**GIVEN ENTRIES:**

- - - - -

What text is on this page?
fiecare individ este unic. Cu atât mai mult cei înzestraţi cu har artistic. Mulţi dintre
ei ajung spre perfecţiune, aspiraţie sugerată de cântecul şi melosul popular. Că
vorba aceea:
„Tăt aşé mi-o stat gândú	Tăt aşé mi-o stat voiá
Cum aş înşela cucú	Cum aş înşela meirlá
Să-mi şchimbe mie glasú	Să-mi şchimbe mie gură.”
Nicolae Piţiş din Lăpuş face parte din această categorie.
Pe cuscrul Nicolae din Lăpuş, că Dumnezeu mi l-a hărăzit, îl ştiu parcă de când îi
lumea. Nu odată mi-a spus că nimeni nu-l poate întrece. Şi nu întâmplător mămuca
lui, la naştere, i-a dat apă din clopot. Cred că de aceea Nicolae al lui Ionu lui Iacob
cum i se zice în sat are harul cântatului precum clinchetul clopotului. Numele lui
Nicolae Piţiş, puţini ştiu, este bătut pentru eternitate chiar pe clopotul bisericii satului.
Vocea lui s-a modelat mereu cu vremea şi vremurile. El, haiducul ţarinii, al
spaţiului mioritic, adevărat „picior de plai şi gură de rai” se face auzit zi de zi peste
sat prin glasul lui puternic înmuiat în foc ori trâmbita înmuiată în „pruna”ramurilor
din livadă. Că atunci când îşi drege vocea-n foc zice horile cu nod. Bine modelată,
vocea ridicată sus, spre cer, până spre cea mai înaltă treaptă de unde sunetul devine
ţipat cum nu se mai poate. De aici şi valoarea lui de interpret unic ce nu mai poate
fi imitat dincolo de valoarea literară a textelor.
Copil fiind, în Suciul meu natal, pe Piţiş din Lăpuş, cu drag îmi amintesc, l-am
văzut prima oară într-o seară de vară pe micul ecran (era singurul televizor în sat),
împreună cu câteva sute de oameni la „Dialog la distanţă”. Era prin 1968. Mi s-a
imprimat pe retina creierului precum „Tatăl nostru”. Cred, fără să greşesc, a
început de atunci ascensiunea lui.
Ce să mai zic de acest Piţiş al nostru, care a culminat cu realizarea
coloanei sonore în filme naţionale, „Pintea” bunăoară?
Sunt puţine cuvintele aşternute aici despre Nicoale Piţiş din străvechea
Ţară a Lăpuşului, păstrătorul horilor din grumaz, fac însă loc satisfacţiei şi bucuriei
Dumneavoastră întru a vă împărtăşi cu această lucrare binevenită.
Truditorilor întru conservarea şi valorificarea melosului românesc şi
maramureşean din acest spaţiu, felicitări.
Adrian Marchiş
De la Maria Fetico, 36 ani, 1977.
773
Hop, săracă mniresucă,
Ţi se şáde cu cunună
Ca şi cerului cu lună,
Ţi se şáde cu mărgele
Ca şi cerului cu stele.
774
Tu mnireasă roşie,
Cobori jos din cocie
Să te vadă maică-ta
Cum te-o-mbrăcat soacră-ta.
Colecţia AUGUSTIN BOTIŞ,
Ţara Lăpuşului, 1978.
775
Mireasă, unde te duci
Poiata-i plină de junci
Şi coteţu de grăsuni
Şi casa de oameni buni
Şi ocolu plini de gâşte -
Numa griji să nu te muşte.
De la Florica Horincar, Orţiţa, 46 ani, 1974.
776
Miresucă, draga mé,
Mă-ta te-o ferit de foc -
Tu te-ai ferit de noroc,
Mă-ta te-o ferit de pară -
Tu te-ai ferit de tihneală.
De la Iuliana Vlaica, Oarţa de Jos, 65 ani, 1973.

- - - - -

**WHAT YOU ARE ASKED TO DO:**
Please repeat the listing exactly, with nothing left out.

**EXERCISE RESPONSE:**
What text is on this page?
fiecare individ este unic. Cu atât mai mult cei înzestraţi cu har artistic. Mulţi dintre
ei ajung spre perfecţiune, aspiraţie sugerată de cântecul şi melosul popular. Că
vorba aceea:
„Tăt aşé mi-o stat gândú	Tăt aşé mi-o stat voiá
Cum aş înşela cucú	Cum aş înşela meirlá
Să-mi şchimbe mie glasú	Să-mi şchimbe mie gură.”
Nicolae Piţiş din Lăpuş face parte din această categorie.
Pe cuscrul Nicolae din Lăpuş, că Dumnezeu mi l-a hărăzit, îl ştiu parcă de când îi
lumea. Nu odată mi-a spus că nimeni nu-l poate întrece. Şi nu întâmplător mămuca
lui, la naştere, i-a dat apă din clopot. Cred că de aceea Nicolae al lui Ionu lui Iacob
cum i se zice în sat are harul cântatului precum clinchetul clopotului. Numele lui
Nicolae Piţiş, puţini ştiu, este bătut pentru eternitate chiar pe clopotul bisericii satului.
Vocea lui s-a modelat mereu cu vremea şi vremurile. El, haiducul ţarinii, al
spaţiului mioritic, adevărat „picior de plai şi gură de rai” se face auzit zi de zi peste
sat prin glasul lui puternic înmuiat în foc ori trâmbita înmuiată în „pruna”ramurilor
din livadă. Că atunci când îşi drege vocea-n foc zice horile cu nod. Bine modelată,
vocea ridicată sus, spre cer, până spre cea mai înaltă treaptă de unde sunetul devine
ţipat cum nu se mai poate. De aici şi valoarea lui de interpret unic ce nu mai poate
fi imitat dincolo de valoarea literară a textelor.
Copil fiind, în Suciul meu natal, pe Piţiş din Lăpuş, cu drag îmi amintesc, l-am
văzut prima oară într-o seară de vară pe micul ecran (era singurul televizor în sat),
împreună cu câteva sute de oameni la „Dialog la distanţă”. Era prin 1968. Mi s-a
imprimat pe retina creierului precum „Tatăl nostru”. Cred, fără să greşesc, a
început de atunci ascensiunea lui.
Ce să mai zic de acest Piţiş al nostru, care a culminat cu realizarea
coloanei sonore în filme naţionale, „Pintea” bunăoară?
Sunt puţine cuvintele aşternute aici despre Nicoale Piţiş din străvechea
Ţară a Lăpuşului, păstrătorul horilor din grumaz, fac însă loc satisfacţiei şi bucuriei
Dumneavoastră întru a vă împărtăşi cu această lucrare binevenită.
Truditorilor întru conservarea şi valorificarea melosului românesc şi
maramureşean din acest spaţiu, felicitări.
Adrian Marchiş
De la Maria Fetico, 36 ani, 1977.
773
Hop, săracă mniresucă,
Ţi se şáde cu cunună
Ca şi cerului cu lună,
Ţi se şáde cu mărgele
Ca şi cerului cu stele.
774
Tu mnireasă roşie,
Cobori jos din cocie
Să te vadă maică-ta
Cum te-o-mbrăcat soacră-ta.
Colecţia AUGUSTIN BOTIŞ,
Ţara Lăpuşului, 1978.
775
Mireasă, unde te duci
Poiata-i plină de junci
Şi coteţu de grăsuni
Şi casa de oameni buni
Şi ocolu plini de gâşte -
Numa griji să nu te muşte.
De la Florica Horincar, Orţiţa, 46 ani, 1974.
776
Miresucă, draga mé,
Mă-ta te-o ferit de foc -
Tu te-ai ferit de noroc,
Mă-ta te-o ferit de pară -
Tu te-ai ferit de tihneală.
De la Iuliana Vlaica, Oarţa de Jos, 65 ani, 1973.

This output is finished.